-- Provided material --
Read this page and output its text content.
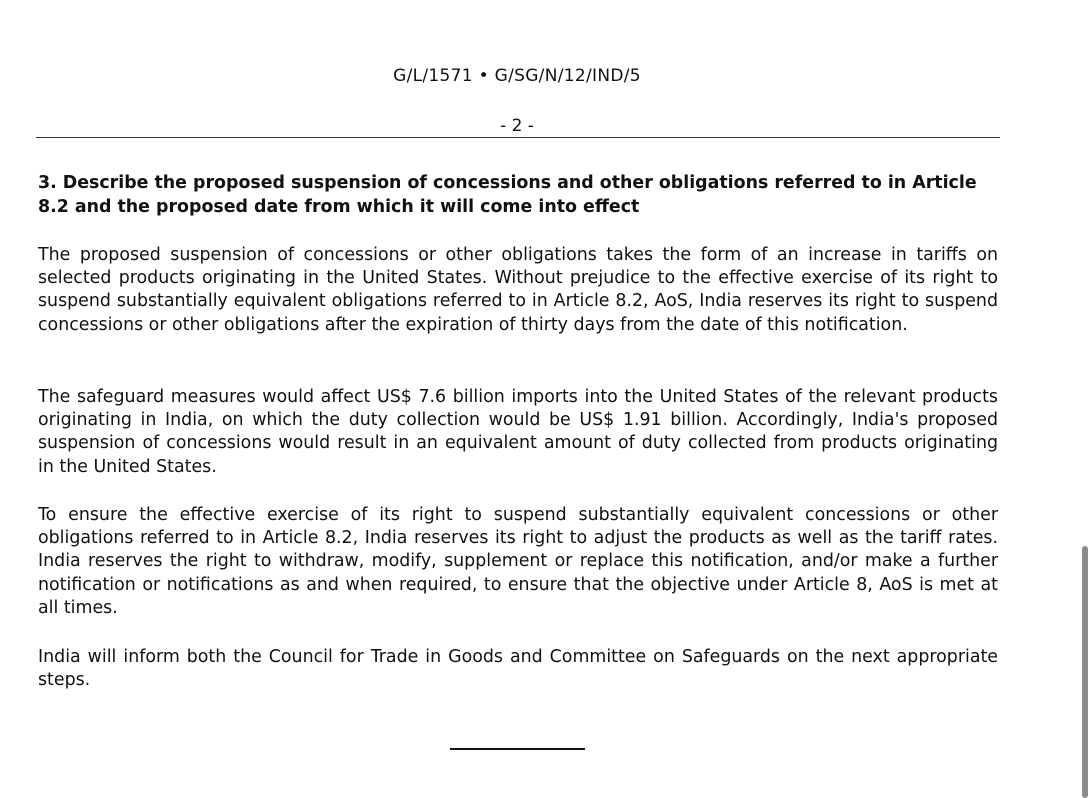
G/L/1571 • G/SG/N/12/IND/5
- 2 -

3. Describe the proposed suspension of concessions and other obligations referred to in Article 8.2 and the proposed date from which it will come into effect

The proposed suspension of concessions or other obligations takes the form of an increase in tariffs on selected products originating in the United States. Without prejudice to the effective exercise of its right to suspend substantially equivalent obligations referred to in Article 8.2, AoS, India reserves its right to suspend concessions or other obligations after the expiration of thirty days from the date of this notification.

The safeguard measures would affect US$ 7.6 billion imports into the United States of the relevant products originating in India, on which the duty collection would be US$ 1.91 billion. Accordingly, India's proposed suspension of concessions would result in an equivalent amount of duty collected from products originating in the United States.

To ensure the effective exercise of its right to suspend substantially equivalent concessions or other obligations referred to in Article 8.2, India reserves its right to adjust the products as well as the tariff rates. India reserves the right to withdraw, modify, supplement or replace this notification, and/or make a further notification or notifications as and when required, to ensure that the objective under Article 8, AoS is met at all times.

India will inform both the Council for Trade in Goods and Committee on Safeguards on the next appropriate steps.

-- Requirements --
Select every line where the word "will" occurs.

-- Full response --
3. Describe the proposed suspension of concessions and other obligations referred to in Article 8.2 and the proposed date from which it will come into effect
India will inform both the Council for Trade in Goods and Committee on Safeguards on the next appropriate steps.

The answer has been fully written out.